BEGIN Supplied data
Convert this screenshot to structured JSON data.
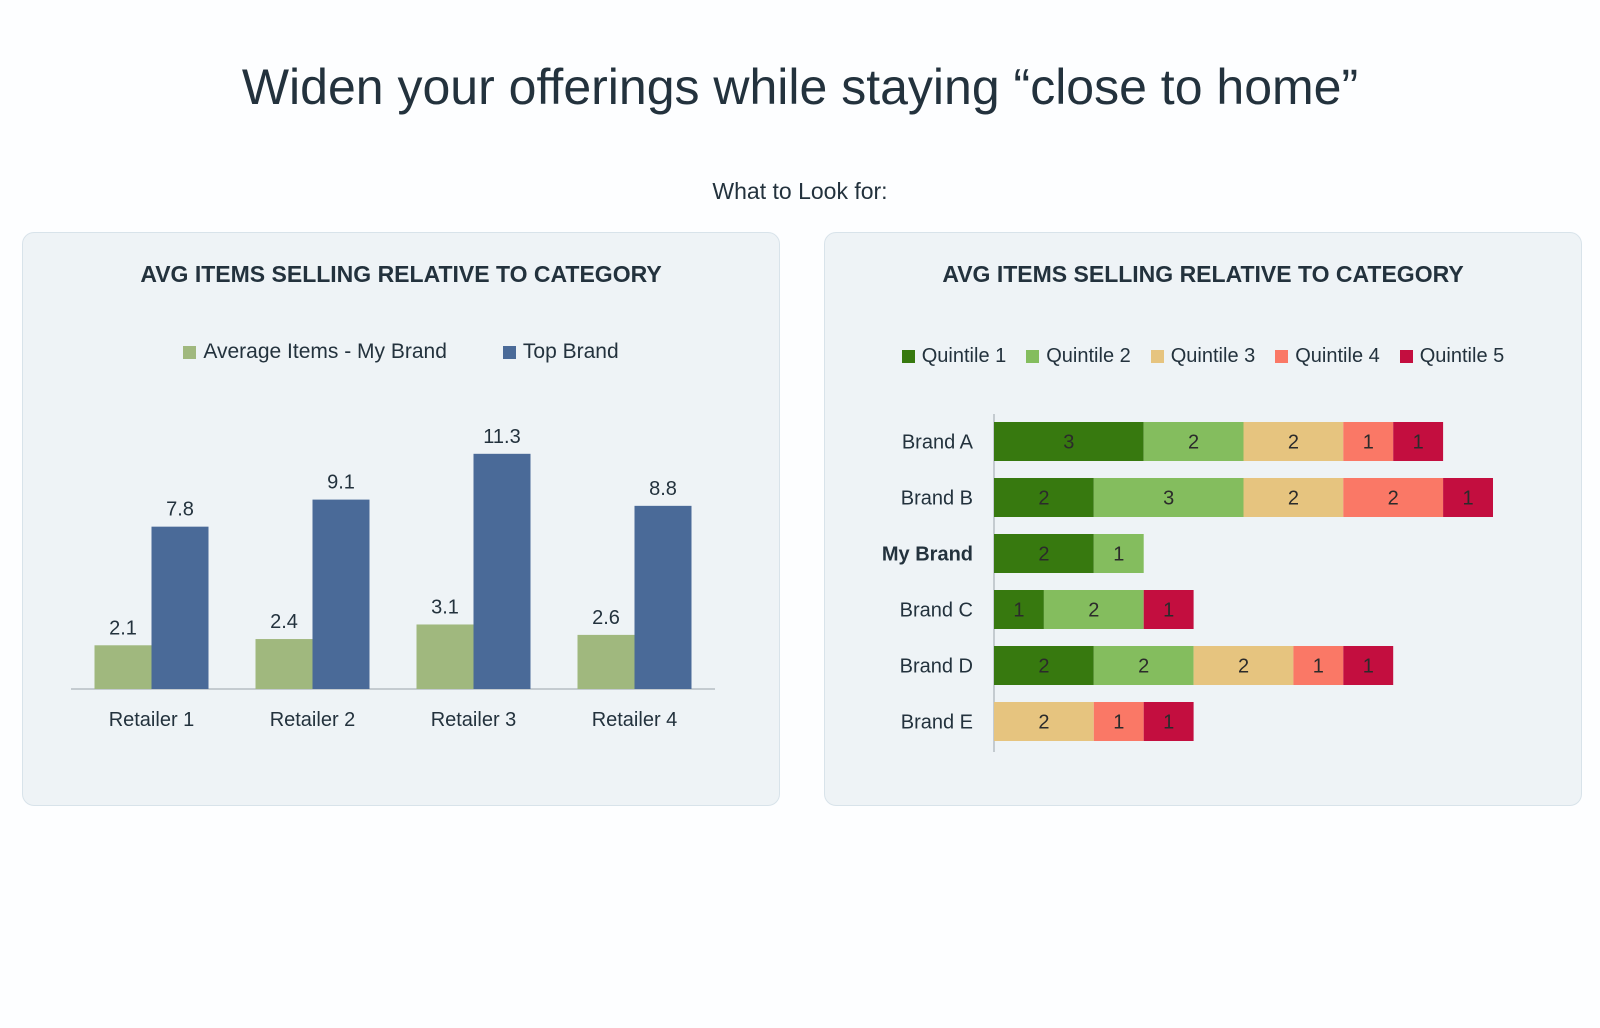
{
  "page": {
    "title": "Widen your offerings while staying “close to home”",
    "subtitle": "What to Look for:"
  },
  "chart_data": [
    {
      "type": "bar",
      "title": "AVG ITEMS SELLING RELATIVE TO CATEGORY",
      "categories": [
        "Retailer 1",
        "Retailer 2",
        "Retailer 3",
        "Retailer 4"
      ],
      "series": [
        {
          "name": "Average Items - My Brand",
          "values": [
            2.1,
            2.4,
            3.1,
            2.6
          ],
          "color": "#a0b87e"
        },
        {
          "name": "Top Brand",
          "values": [
            7.8,
            9.1,
            11.3,
            8.8
          ],
          "color": "#4a6a98"
        }
      ],
      "ylim": [
        0,
        12.3
      ],
      "legend": "top",
      "grid": false
    },
    {
      "type": "bar",
      "orientation": "horizontal",
      "stacked": true,
      "title": "AVG ITEMS SELLING RELATIVE TO CATEGORY",
      "categories": [
        "Brand A",
        "Brand B",
        "My Brand",
        "Brand C",
        "Brand D",
        "Brand E"
      ],
      "highlight_category": "My Brand",
      "series": [
        {
          "name": "Quintile 1",
          "values": [
            3,
            2,
            2,
            1,
            2,
            0
          ],
          "color": "#37790f"
        },
        {
          "name": "Quintile 2",
          "values": [
            2,
            3,
            1,
            2,
            2,
            0
          ],
          "color": "#84bd5e"
        },
        {
          "name": "Quintile 3",
          "values": [
            2,
            2,
            0,
            0,
            2,
            2
          ],
          "color": "#e6c47f"
        },
        {
          "name": "Quintile 4",
          "values": [
            1,
            2,
            0,
            0,
            1,
            1
          ],
          "color": "#fa7866"
        },
        {
          "name": "Quintile 5",
          "values": [
            1,
            1,
            0,
            1,
            1,
            1
          ],
          "color": "#c30e3f"
        }
      ],
      "xlim": [
        0,
        10
      ],
      "legend": "top",
      "grid": false
    }
  ]
}
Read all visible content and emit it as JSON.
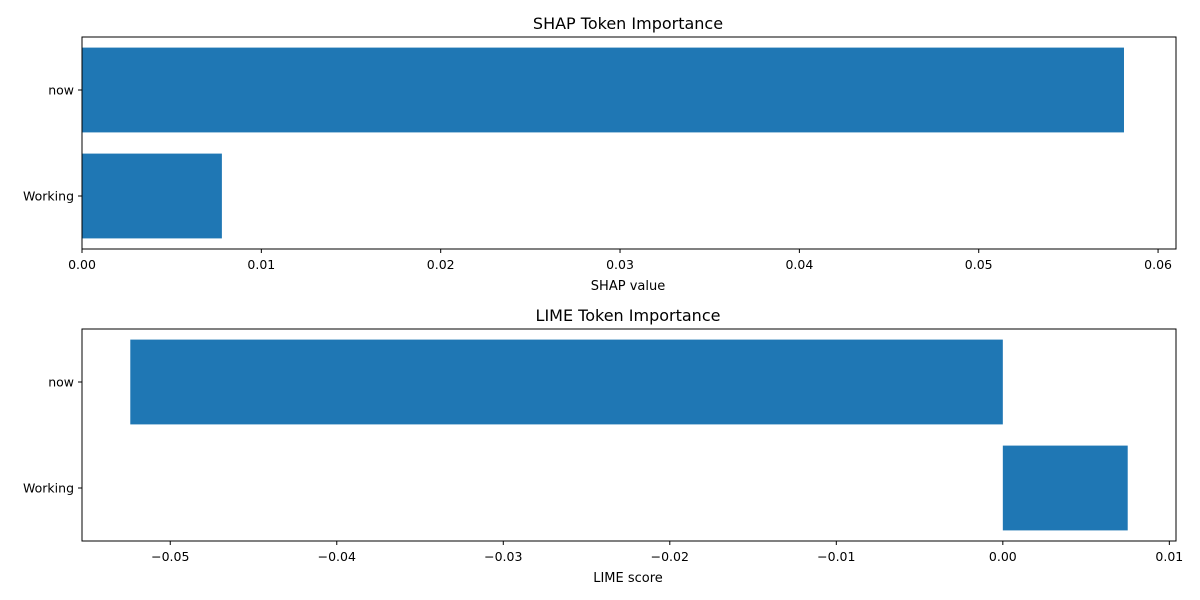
{
  "chart_data": [
    {
      "type": "bar",
      "orientation": "horizontal",
      "title": "SHAP Token Importance",
      "xlabel": "SHAP value",
      "ylabel": "",
      "categories": [
        "now",
        "Working"
      ],
      "values": [
        0.0581,
        0.0078
      ],
      "xlim": [
        0,
        0.061
      ],
      "xticks": [
        0.0,
        0.01,
        0.02,
        0.03,
        0.04,
        0.05,
        0.06
      ],
      "xtick_labels": [
        "0.00",
        "0.01",
        "0.02",
        "0.03",
        "0.04",
        "0.05",
        "0.06"
      ],
      "bar_color": "#1f77b4",
      "grid": false,
      "legend": "none"
    },
    {
      "type": "bar",
      "orientation": "horizontal",
      "title": "LIME Token Importance",
      "xlabel": "LIME score",
      "ylabel": "",
      "categories": [
        "now",
        "Working"
      ],
      "values": [
        -0.0524,
        0.0075
      ],
      "xlim": [
        -0.0553,
        0.0104
      ],
      "xticks": [
        -0.05,
        -0.04,
        -0.03,
        -0.02,
        -0.01,
        0.0,
        0.01
      ],
      "xtick_labels": [
        "−0.05",
        "−0.04",
        "−0.03",
        "−0.02",
        "−0.01",
        "0.00",
        "0.01"
      ],
      "bar_color": "#1f77b4",
      "grid": false,
      "legend": "none"
    }
  ]
}
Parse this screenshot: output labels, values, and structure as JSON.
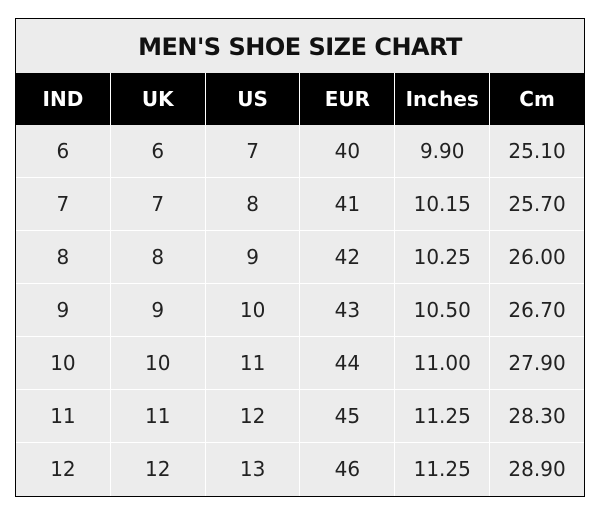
{
  "title": "MEN'S SHOE SIZE CHART",
  "headers": [
    "IND",
    "UK",
    "US",
    "EUR",
    "Inches",
    "Cm"
  ],
  "rows": [
    [
      "6",
      "6",
      "7",
      "40",
      "9.90",
      "25.10"
    ],
    [
      "7",
      "7",
      "8",
      "41",
      "10.15",
      "25.70"
    ],
    [
      "8",
      "8",
      "9",
      "42",
      "10.25",
      "26.00"
    ],
    [
      "9",
      "9",
      "10",
      "43",
      "10.50",
      "26.70"
    ],
    [
      "10",
      "10",
      "11",
      "44",
      "11.00",
      "27.90"
    ],
    [
      "11",
      "11",
      "12",
      "45",
      "11.25",
      "28.30"
    ],
    [
      "12",
      "12",
      "13",
      "46",
      "11.25",
      "28.90"
    ]
  ]
}
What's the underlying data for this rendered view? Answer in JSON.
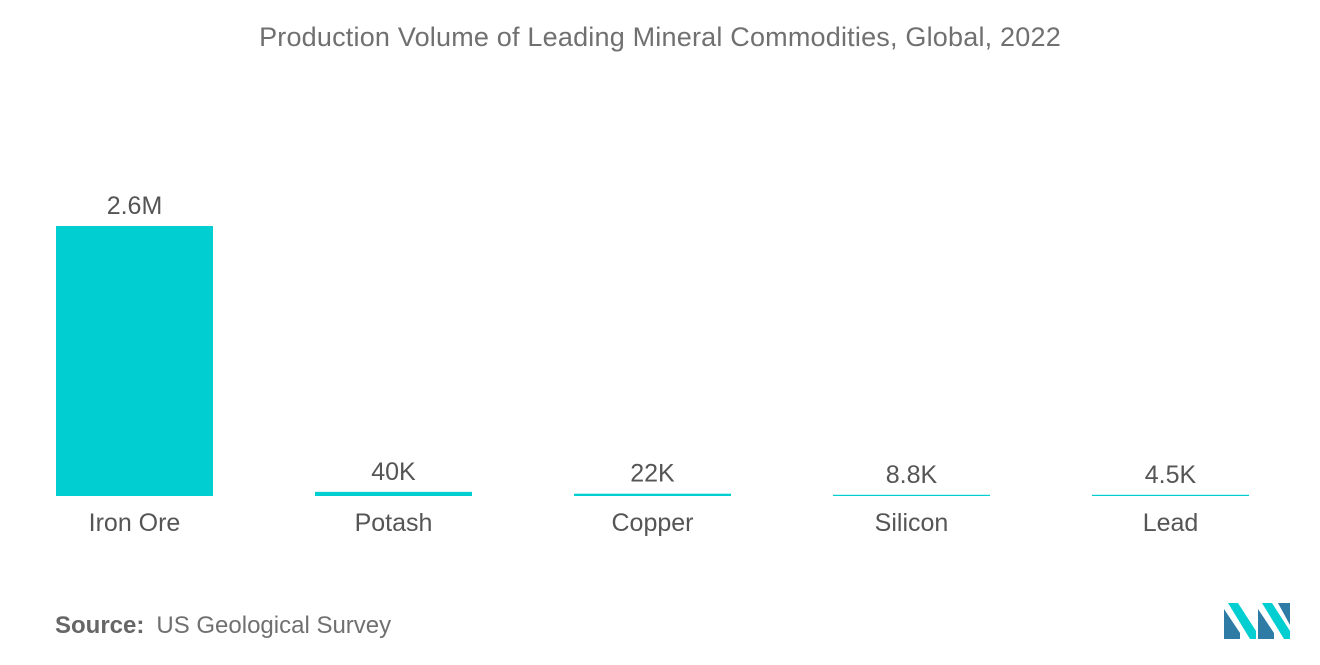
{
  "chart_data": {
    "type": "bar",
    "title": "Production Volume of Leading Mineral Commodities, Global, 2022",
    "categories": [
      "Iron Ore",
      "Potash",
      "Copper",
      "Silicon",
      "Lead"
    ],
    "values": [
      2600000,
      40000,
      22000,
      8800,
      4500
    ],
    "data_labels": [
      "2.6M",
      "40K",
      "22K",
      "8.8K",
      "4.5K"
    ],
    "xlabel": "",
    "ylabel": "",
    "ylim": [
      0,
      2600000
    ],
    "grid": false,
    "legend": "none",
    "bar_color": "#00CED1"
  },
  "source": {
    "label": "Source:",
    "text": "US Geological Survey"
  },
  "logo": {
    "icon": "mordor-intelligence-logo-icon",
    "colors": [
      "#2E7BA6",
      "#00CED1"
    ]
  }
}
END Supplied data
Exercise description: Repeat all of the data above word for word, minus the pictures.

Finished task:
Convert this screenshot to structured JSON data.
{
  "page": {
    "title": "Widen your offerings while staying “close to home”",
    "subtitle": "What to Look for:"
  },
  "chart_data": [
    {
      "type": "bar",
      "title": "AVG ITEMS SELLING RELATIVE TO CATEGORY",
      "categories": [
        "Retailer 1",
        "Retailer 2",
        "Retailer 3",
        "Retailer 4"
      ],
      "series": [
        {
          "name": "Average Items - My Brand",
          "values": [
            2.1,
            2.4,
            3.1,
            2.6
          ],
          "color": "#a0b87e"
        },
        {
          "name": "Top Brand",
          "values": [
            7.8,
            9.1,
            11.3,
            8.8
          ],
          "color": "#4a6a98"
        }
      ],
      "ylim": [
        0,
        12.3
      ],
      "legend": "top",
      "grid": false
    },
    {
      "type": "bar",
      "orientation": "horizontal",
      "stacked": true,
      "title": "AVG ITEMS SELLING RELATIVE TO CATEGORY",
      "categories": [
        "Brand A",
        "Brand B",
        "My Brand",
        "Brand C",
        "Brand D",
        "Brand E"
      ],
      "highlight_category": "My Brand",
      "series": [
        {
          "name": "Quintile 1",
          "values": [
            3,
            2,
            2,
            1,
            2,
            0
          ],
          "color": "#37790f"
        },
        {
          "name": "Quintile 2",
          "values": [
            2,
            3,
            1,
            2,
            2,
            0
          ],
          "color": "#84bd5e"
        },
        {
          "name": "Quintile 3",
          "values": [
            2,
            2,
            0,
            0,
            2,
            2
          ],
          "color": "#e6c47f"
        },
        {
          "name": "Quintile 4",
          "values": [
            1,
            2,
            0,
            0,
            1,
            1
          ],
          "color": "#fa7866"
        },
        {
          "name": "Quintile 5",
          "values": [
            1,
            1,
            0,
            1,
            1,
            1
          ],
          "color": "#c30e3f"
        }
      ],
      "xlim": [
        0,
        10
      ],
      "legend": "top",
      "grid": false
    }
  ]
}
Read all visible content and emit it as JSON.
{
  "chart_data": [
    {
      "type": "bar",
      "orientation": "horizontal",
      "title": "SHAP Token Importance",
      "xlabel": "SHAP value",
      "ylabel": "",
      "categories": [
        "now",
        "Working"
      ],
      "values": [
        0.0581,
        0.0078
      ],
      "xlim": [
        0,
        0.061
      ],
      "xticks": [
        0.0,
        0.01,
        0.02,
        0.03,
        0.04,
        0.05,
        0.06
      ],
      "xtick_labels": [
        "0.00",
        "0.01",
        "0.02",
        "0.03",
        "0.04",
        "0.05",
        "0.06"
      ],
      "bar_color": "#1f77b4",
      "grid": false,
      "legend": "none"
    },
    {
      "type": "bar",
      "orientation": "horizontal",
      "title": "LIME Token Importance",
      "xlabel": "LIME score",
      "ylabel": "",
      "categories": [
        "now",
        "Working"
      ],
      "values": [
        -0.0524,
        0.0075
      ],
      "xlim": [
        -0.0553,
        0.0104
      ],
      "xticks": [
        -0.05,
        -0.04,
        -0.03,
        -0.02,
        -0.01,
        0.0,
        0.01
      ],
      "xtick_labels": [
        "−0.05",
        "−0.04",
        "−0.03",
        "−0.02",
        "−0.01",
        "0.00",
        "0.01"
      ],
      "bar_color": "#1f77b4",
      "grid": false,
      "legend": "none"
    }
  ]
}
Parse this screenshot: output labels, values, and structure as JSON.
{
  "title": "MEN'S SHOE SIZE CHART",
  "headers": [
    "IND",
    "UK",
    "US",
    "EUR",
    "Inches",
    "Cm"
  ],
  "rows": [
    [
      "6",
      "6",
      "7",
      "40",
      "9.90",
      "25.10"
    ],
    [
      "7",
      "7",
      "8",
      "41",
      "10.15",
      "25.70"
    ],
    [
      "8",
      "8",
      "9",
      "42",
      "10.25",
      "26.00"
    ],
    [
      "9",
      "9",
      "10",
      "43",
      "10.50",
      "26.70"
    ],
    [
      "10",
      "10",
      "11",
      "44",
      "11.00",
      "27.90"
    ],
    [
      "11",
      "11",
      "12",
      "45",
      "11.25",
      "28.30"
    ],
    [
      "12",
      "12",
      "13",
      "46",
      "11.25",
      "28.90"
    ]
  ]
}
What's the underlying data for this rendered view? Answer in JSON.
{
  "chart_data": {
    "type": "bar",
    "title": "Production Volume of Leading Mineral Commodities, Global, 2022",
    "categories": [
      "Iron Ore",
      "Potash",
      "Copper",
      "Silicon",
      "Lead"
    ],
    "values": [
      2600000,
      40000,
      22000,
      8800,
      4500
    ],
    "data_labels": [
      "2.6M",
      "40K",
      "22K",
      "8.8K",
      "4.5K"
    ],
    "xlabel": "",
    "ylabel": "",
    "ylim": [
      0,
      2600000
    ],
    "grid": false,
    "legend": "none",
    "bar_color": "#00CED1"
  },
  "source": {
    "label": "Source:",
    "text": "US Geological Survey"
  },
  "logo": {
    "icon": "mordor-intelligence-logo-icon",
    "colors": [
      "#2E7BA6",
      "#00CED1"
    ]
  }
}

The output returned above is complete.